→ **Exercise objective**
From the material below, list every line containing "values".

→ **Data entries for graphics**

───

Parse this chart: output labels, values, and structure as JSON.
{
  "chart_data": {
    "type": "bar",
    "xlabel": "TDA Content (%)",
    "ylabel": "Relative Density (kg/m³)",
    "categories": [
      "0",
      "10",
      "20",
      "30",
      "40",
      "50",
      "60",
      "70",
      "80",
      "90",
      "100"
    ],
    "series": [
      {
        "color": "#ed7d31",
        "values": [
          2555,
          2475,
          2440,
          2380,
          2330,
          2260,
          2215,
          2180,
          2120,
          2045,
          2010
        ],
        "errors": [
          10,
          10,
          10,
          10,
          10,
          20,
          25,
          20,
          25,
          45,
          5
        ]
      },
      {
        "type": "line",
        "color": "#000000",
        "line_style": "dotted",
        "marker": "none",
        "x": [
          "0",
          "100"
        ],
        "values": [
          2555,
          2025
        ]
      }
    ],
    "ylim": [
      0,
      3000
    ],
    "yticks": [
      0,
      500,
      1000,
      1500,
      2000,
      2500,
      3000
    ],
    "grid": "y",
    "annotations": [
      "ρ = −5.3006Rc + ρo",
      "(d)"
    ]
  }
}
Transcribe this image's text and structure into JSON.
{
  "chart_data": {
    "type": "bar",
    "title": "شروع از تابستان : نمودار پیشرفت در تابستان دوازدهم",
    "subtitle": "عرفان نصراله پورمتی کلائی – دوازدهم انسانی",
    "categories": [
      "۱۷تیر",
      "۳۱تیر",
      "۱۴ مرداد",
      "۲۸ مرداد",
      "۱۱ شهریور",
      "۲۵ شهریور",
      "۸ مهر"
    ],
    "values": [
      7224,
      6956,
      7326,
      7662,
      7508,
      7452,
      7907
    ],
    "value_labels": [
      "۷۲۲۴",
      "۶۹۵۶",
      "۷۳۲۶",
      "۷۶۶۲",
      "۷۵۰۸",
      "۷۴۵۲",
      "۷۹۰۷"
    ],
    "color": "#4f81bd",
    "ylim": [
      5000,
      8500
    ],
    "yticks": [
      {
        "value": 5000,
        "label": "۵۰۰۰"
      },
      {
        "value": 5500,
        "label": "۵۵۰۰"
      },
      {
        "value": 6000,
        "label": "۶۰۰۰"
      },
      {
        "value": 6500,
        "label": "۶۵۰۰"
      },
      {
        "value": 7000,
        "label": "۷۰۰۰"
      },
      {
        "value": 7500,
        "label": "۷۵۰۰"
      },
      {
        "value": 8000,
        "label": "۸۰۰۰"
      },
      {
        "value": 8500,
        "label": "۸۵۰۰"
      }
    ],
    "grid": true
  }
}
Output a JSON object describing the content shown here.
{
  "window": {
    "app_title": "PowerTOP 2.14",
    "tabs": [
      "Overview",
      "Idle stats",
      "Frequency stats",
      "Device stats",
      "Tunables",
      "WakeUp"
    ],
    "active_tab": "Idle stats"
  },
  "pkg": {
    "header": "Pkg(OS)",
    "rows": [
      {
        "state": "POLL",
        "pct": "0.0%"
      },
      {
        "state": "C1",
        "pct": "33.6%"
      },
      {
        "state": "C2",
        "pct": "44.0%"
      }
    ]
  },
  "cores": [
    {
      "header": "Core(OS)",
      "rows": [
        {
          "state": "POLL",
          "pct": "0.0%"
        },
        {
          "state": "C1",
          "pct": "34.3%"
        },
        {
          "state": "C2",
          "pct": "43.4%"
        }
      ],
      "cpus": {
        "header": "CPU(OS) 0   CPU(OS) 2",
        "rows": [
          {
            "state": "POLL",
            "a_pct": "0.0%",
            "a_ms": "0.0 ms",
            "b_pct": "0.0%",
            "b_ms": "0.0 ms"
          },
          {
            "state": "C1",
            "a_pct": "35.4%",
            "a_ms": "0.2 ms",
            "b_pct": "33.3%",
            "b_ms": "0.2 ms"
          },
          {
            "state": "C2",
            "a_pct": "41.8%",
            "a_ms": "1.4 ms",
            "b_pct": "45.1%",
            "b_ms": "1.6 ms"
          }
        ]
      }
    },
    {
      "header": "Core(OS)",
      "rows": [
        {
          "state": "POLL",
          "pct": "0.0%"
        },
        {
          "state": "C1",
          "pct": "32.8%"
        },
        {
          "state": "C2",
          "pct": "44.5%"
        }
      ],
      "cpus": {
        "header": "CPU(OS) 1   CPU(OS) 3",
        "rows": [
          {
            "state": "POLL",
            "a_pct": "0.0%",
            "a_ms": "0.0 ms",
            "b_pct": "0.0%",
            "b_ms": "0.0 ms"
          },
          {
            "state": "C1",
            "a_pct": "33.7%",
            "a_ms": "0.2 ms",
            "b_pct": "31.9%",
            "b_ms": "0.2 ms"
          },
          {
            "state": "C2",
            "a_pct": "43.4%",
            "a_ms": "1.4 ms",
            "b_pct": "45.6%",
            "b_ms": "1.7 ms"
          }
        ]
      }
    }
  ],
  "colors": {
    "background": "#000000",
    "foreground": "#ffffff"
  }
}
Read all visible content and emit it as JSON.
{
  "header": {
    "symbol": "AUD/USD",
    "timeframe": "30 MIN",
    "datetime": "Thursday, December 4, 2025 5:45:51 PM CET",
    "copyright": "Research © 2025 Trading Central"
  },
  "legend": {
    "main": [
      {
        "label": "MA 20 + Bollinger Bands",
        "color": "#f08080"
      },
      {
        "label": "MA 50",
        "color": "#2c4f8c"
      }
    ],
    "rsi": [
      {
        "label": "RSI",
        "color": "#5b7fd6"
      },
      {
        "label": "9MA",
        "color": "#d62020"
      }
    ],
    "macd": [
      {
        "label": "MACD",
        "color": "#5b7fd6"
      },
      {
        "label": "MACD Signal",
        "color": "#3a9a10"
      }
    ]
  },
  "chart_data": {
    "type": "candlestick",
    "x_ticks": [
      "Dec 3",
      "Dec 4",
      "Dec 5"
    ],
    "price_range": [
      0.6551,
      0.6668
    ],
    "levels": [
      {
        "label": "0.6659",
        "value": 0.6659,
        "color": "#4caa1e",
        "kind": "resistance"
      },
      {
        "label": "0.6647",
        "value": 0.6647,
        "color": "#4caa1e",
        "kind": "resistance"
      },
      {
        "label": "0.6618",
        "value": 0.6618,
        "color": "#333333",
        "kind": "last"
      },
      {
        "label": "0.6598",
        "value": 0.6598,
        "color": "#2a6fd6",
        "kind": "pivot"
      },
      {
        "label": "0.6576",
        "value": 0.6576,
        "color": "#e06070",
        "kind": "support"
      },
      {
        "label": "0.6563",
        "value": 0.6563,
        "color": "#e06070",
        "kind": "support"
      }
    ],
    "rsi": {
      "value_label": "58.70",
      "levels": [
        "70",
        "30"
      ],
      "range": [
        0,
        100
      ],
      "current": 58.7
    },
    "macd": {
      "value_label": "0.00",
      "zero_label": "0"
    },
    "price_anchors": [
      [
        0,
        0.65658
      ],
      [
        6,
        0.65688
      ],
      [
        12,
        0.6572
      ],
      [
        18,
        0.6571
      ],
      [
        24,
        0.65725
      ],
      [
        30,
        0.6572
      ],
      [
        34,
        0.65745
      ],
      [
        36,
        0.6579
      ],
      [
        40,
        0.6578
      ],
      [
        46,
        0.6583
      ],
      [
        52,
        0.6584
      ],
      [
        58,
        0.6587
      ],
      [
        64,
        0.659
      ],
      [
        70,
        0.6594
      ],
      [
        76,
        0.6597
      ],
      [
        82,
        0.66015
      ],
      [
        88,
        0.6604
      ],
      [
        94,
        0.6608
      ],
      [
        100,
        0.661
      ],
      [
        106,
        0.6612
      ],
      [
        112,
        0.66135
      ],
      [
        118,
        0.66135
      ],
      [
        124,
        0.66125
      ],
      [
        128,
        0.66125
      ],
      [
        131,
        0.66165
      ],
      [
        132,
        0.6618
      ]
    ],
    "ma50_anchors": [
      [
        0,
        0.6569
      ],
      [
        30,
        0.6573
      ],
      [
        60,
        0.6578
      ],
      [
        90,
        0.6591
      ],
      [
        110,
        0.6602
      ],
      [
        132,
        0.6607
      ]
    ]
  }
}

───

→ **Complete answer**
Parse this chart: output labels, values, and structure as JSON.
        "values": [
        "values": [
    "values": [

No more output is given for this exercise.